— Work to do —
Extract each line of the records below that contains the word "JSON".
* START Data records *
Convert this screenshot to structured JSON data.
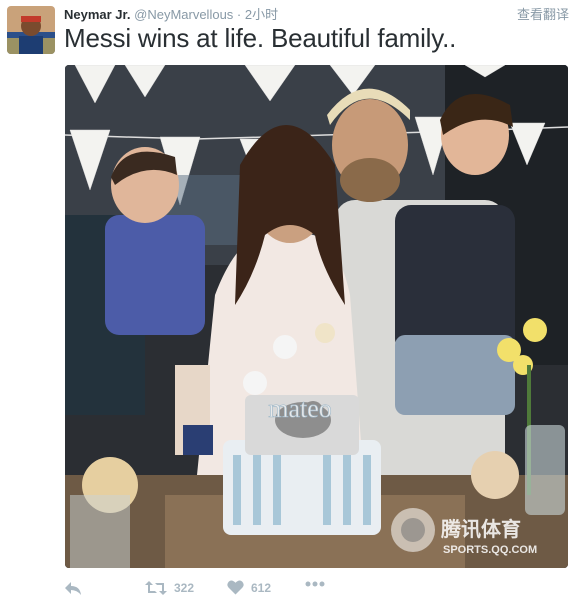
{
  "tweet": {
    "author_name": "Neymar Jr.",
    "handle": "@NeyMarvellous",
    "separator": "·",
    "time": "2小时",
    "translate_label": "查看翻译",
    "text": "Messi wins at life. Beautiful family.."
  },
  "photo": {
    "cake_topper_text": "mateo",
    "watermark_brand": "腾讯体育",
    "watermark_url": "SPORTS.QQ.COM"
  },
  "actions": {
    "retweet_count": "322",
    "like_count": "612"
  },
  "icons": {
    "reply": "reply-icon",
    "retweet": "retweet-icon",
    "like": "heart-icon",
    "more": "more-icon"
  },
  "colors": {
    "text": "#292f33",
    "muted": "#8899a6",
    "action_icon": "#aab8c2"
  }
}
* END Data records *
* START Data records *
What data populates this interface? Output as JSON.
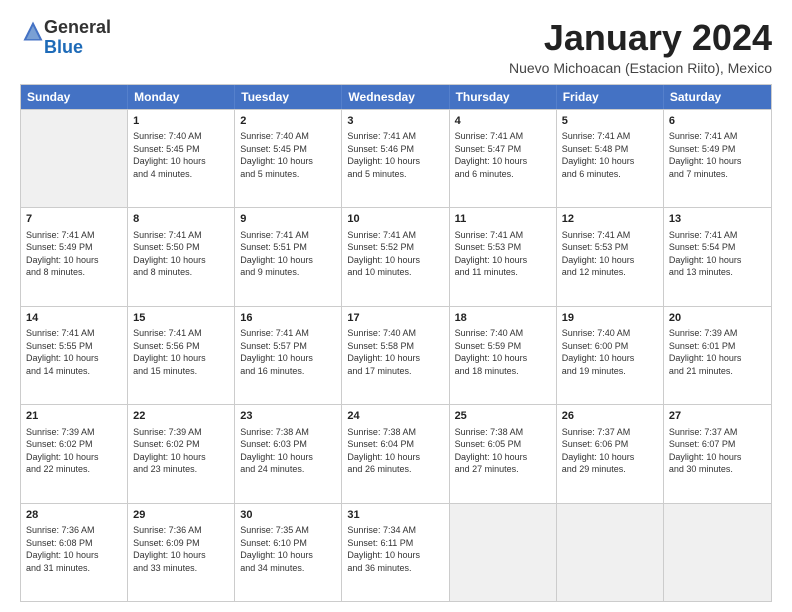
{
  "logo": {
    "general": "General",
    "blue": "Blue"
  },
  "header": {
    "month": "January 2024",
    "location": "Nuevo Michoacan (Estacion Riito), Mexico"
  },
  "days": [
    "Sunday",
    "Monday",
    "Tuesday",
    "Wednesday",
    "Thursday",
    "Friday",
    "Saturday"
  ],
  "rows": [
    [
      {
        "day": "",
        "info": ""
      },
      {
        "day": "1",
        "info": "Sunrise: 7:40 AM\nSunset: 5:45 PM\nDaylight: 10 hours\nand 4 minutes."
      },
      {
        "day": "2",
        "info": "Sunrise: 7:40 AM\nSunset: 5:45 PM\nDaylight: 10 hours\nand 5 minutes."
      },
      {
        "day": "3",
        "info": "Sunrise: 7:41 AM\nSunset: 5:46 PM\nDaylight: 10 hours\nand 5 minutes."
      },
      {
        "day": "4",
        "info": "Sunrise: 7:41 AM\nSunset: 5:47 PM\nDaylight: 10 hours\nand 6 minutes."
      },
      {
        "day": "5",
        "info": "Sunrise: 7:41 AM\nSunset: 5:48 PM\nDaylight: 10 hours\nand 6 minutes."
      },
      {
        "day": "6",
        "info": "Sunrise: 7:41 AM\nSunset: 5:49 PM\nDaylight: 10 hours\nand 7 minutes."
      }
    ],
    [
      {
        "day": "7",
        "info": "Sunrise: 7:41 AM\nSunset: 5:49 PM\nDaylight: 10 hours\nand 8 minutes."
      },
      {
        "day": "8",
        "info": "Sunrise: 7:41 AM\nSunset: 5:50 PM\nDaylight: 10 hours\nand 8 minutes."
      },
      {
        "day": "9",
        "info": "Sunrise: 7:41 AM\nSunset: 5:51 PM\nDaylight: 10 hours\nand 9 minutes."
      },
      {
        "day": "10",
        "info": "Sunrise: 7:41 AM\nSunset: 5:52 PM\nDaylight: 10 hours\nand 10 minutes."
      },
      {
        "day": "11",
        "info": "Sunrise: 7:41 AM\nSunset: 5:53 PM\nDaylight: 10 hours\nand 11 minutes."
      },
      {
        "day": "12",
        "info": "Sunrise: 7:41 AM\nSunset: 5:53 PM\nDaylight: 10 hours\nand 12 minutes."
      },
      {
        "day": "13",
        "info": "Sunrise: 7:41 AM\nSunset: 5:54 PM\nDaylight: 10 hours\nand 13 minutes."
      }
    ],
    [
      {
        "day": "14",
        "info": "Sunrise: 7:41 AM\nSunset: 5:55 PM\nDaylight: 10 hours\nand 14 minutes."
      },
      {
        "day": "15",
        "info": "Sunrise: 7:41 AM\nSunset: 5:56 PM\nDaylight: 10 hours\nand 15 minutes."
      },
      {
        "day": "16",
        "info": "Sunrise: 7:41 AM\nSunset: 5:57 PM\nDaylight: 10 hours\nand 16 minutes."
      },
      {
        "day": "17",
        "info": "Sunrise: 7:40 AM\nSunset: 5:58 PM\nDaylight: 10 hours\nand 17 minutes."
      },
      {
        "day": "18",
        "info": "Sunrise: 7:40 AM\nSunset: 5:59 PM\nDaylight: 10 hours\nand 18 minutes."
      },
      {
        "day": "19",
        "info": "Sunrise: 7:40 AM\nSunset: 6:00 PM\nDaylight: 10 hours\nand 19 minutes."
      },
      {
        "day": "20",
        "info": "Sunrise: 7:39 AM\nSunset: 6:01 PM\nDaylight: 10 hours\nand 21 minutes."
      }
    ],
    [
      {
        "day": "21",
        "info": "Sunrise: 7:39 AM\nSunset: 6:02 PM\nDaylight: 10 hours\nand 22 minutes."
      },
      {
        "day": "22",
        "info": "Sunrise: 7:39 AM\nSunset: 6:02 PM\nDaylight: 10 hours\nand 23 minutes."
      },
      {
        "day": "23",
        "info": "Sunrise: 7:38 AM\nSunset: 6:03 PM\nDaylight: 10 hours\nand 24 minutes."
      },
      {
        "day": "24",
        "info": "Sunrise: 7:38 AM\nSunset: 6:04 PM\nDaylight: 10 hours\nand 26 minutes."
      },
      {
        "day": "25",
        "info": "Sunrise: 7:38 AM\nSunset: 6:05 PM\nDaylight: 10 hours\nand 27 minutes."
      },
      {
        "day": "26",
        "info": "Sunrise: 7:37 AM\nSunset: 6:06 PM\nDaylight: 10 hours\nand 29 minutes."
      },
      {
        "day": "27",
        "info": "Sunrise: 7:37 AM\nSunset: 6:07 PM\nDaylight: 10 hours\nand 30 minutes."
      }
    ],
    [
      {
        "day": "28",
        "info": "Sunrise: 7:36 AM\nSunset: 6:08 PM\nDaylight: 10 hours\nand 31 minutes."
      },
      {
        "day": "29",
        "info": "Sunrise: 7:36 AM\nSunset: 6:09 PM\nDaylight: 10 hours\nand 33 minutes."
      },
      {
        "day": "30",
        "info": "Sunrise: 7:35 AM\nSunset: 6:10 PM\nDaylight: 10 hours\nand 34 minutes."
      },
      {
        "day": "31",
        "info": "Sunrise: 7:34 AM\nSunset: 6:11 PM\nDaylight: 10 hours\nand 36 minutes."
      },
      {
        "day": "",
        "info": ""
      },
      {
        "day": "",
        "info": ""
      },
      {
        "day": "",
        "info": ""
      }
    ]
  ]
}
* END Data records *
— Task solution —
Convert this screenshot to structured JSON data.
What data populates this interface? Output as JSON.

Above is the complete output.